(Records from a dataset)
====
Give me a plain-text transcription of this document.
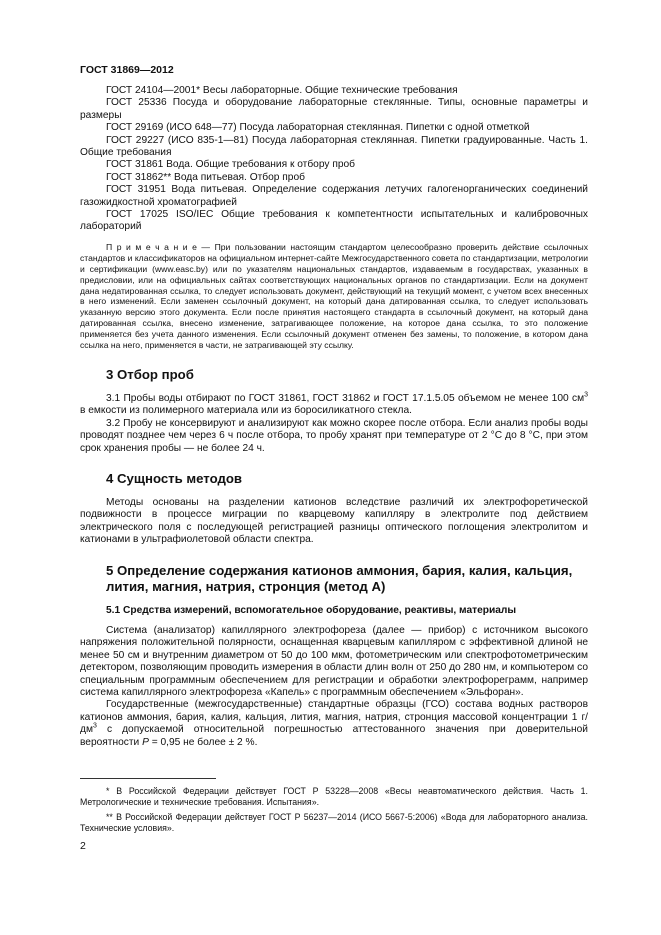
ГОСТ 31869—2012

ГОСТ 24104—2001* Весы лабораторные. Общие технические требования

ГОСТ 25336 Посуда и оборудование лабораторные стеклянные. Типы, основные параметры и размеры

ГОСТ 29169 (ИСО 648—77) Посуда лабораторная стеклянная. Пипетки с одной отметкой

ГОСТ 29227 (ИСО 835-1—81) Посуда лабораторная стеклянная. Пипетки градуированные. Часть 1. Общие требования

ГОСТ 31861 Вода. Общие требования к отбору проб

ГОСТ 31862** Вода питьевая. Отбор проб

ГОСТ 31951 Вода питьевая. Определение содержания летучих галогенорганических соединений газожидкостной хроматографией

ГОСТ 17025 ISO/IEC Общие требования к компетентности испытательных и калибровочных лабораторий

П р и м е ч а н и е — При пользовании настоящим стандартом целесообразно проверить действие ссылочных стандартов и классификаторов на официальном интернет-сайте Межгосударственного совета по стандартизации, метрологии и сертификации (www.easc.by) или по указателям национальных стандартов, издаваемым в государствах, указанных в предисловии, или на официальных сайтах соответствующих национальных органов по стандартизации. Если на документ дана недатированная ссылка, то следует использовать документ, действующий на текущий момент, с учетом всех внесенных в него изменений. Если заменен ссылочный документ, на который дана датированная ссылка, то следует использовать указанную версию этого документа. Если после принятия настоящего стандарта в ссылочный документ, на который дана датированная ссылка, внесено изменение, затрагивающее положение, на которое дана ссылка, то это положение применяется без учета данного изменения. Если ссылочный документ отменен без замены, то положение, в котором дана ссылка на него, применяется в части, не затрагивающей эту ссылку.

3 Отбор проб

3.1 Пробы воды отбирают по ГОСТ 31861, ГОСТ 31862 и ГОСТ 17.1.5.05 объемом не менее 100 $см^3$ в емкости из полимерного материала или из боросиликатного стекла.

3.2 Пробу не консервируют и анализируют как можно скорее после отбора. Если анализ пробы воды проводят позднее чем через 6 ч после отбора, то пробу хранят при температуре от 2 °С до 8 °С, при этом срок хранения пробы — не более 24 ч.

4 Сущность методов

Методы основаны на разделении катионов вследствие различий их электрофоретической подвижности в процессе миграции по кварцевому капилляру в электролите под действием электрического поля с последующей регистрацией разницы оптического поглощения электролитом и катионами в ультрафиолетовой области спектра.

5 Определение содержания катионов аммония, бария, калия, кальция, лития, магния, натрия, стронция (метод А)
5.1 Средства измерений, вспомогательное оборудование, реактивы, материалы

Система (анализатор) капиллярного электрофореза (далее — прибор) с источником высокого напряжения положительной полярности, оснащенная кварцевым капилляром с эффективной длиной не менее 50 см и внутренним диаметром от 50 до 100 мкм, фотометрическим или спектрофотометрическим детектором, позволяющим проводить измерения в области длин волн от 250 до 280 нм, и компьютером со специальным программным обеспечением для регистрации и обработки электрофореграмм, например система капиллярного электрофореза «Капель» с программным обеспечением «Эльфоран».

Государственные (межгосударственные) стандартные образцы (ГСО) состава водных растворов катионов аммония, бария, калия, кальция, лития, магния, натрия, стронция массовой концентрации 1 $г/дм^3$ с допускаемой относительной погрешностью аттестованного значения при доверительной вероятности Р = 0,95 не более ± 2 %.

* В Российской Федерации действует ГОСТ Р 53228—2008 «Весы неавтоматического действия. Часть 1. Метрологические и технические требования. Испытания».

** В Российской Федерации действует ГОСТ Р 56237—2014 (ИСО 5667-5:2006) «Вода для лабораторного анализа. Технические условия».

2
====
● Given task: Take the listing above and print it exactly, apart from the pictures.

● Worked solution:
Give me a plain-text transcription of this document.
ГОСТ 31869—2012

ГОСТ 24104—2001* Весы лабораторные. Общие технические требования

ГОСТ 25336 Посуда и оборудование лабораторные стеклянные. Типы, основные параметры и размеры

ГОСТ 29169 (ИСО 648—77) Посуда лабораторная стеклянная. Пипетки с одной отметкой

ГОСТ 29227 (ИСО 835-1—81) Посуда лабораторная стеклянная. Пипетки градуированные. Часть 1. Общие требования

ГОСТ 31861 Вода. Общие требования к отбору проб

ГОСТ 31862** Вода питьевая. Отбор проб

ГОСТ 31951 Вода питьевая. Определение содержания летучих галогенорганических соединений газожидкостной хроматографией

ГОСТ 17025 ISO/IEC Общие требования к компетентности испытательных и калибровочных лабораторий

П р и м е ч а н и е — При пользовании настоящим стандартом целесообразно проверить действие ссылочных стандартов и классификаторов на официальном интернет-сайте Межгосударственного совета по стандартизации, метрологии и сертификации (www.easc.by) или по указателям национальных стандартов, издаваемым в государствах, указанных в предисловии, или на официальных сайтах соответствующих национальных органов по стандартизации. Если на документ дана недатированная ссылка, то следует использовать документ, действующий на текущий момент, с учетом всех внесенных в него изменений. Если заменен ссылочный документ, на который дана датированная ссылка, то следует использовать указанную версию этого документа. Если после принятия настоящего стандарта в ссылочный документ, на который дана датированная ссылка, внесено изменение, затрагивающее положение, на которое дана ссылка, то это положение применяется без учета данного изменения. Если ссылочный документ отменен без замены, то положение, в котором дана ссылка на него, применяется в части, не затрагивающей эту ссылку.

3 Отбор проб

3.1 Пробы воды отбирают по ГОСТ 31861, ГОСТ 31862 и ГОСТ 17.1.5.05 объемом не менее 100 $см^3$ в емкости из полимерного материала или из боросиликатного стекла.

3.2 Пробу не консервируют и анализируют как можно скорее после отбора. Если анализ пробы воды проводят позднее чем через 6 ч после отбора, то пробу хранят при температуре от 2 °С до 8 °С, при этом срок хранения пробы — не более 24 ч.

4 Сущность методов

Методы основаны на разделении катионов вследствие различий их электрофоретической подвижности в процессе миграции по кварцевому капилляру в электролите под действием электрического поля с последующей регистрацией разницы оптического поглощения электролитом и катионами в ультрафиолетовой области спектра.

5 Определение содержания катионов аммония, бария, калия, кальция, лития, магния, натрия, стронция (метод А)
5.1 Средства измерений, вспомогательное оборудование, реактивы, материалы

Система (анализатор) капиллярного электрофореза (далее — прибор) с источником высокого напряжения положительной полярности, оснащенная кварцевым капилляром с эффективной длиной не менее 50 см и внутренним диаметром от 50 до 100 мкм, фотометрическим или спектрофотометрическим детектором, позволяющим проводить измерения в области длин волн от 250 до 280 нм, и компьютером со специальным программным обеспечением для регистрации и обработки электрофореграмм, например система капиллярного электрофореза «Капель» с программным обеспечением «Эльфоран».

Государственные (межгосударственные) стандартные образцы (ГСО) состава водных растворов катионов аммония, бария, калия, кальция, лития, магния, натрия, стронция массовой концентрации 1 $г/дм^3$ с допускаемой относительной погрешностью аттестованного значения при доверительной вероятности Р = 0,95 не более ± 2 %.

* В Российской Федерации действует ГОСТ Р 53228—2008 «Весы неавтоматического действия. Часть 1. Метрологические и технические требования. Испытания».

** В Российской Федерации действует ГОСТ Р 56237—2014 (ИСО 5667-5:2006) «Вода для лабораторного анализа. Технические условия».

2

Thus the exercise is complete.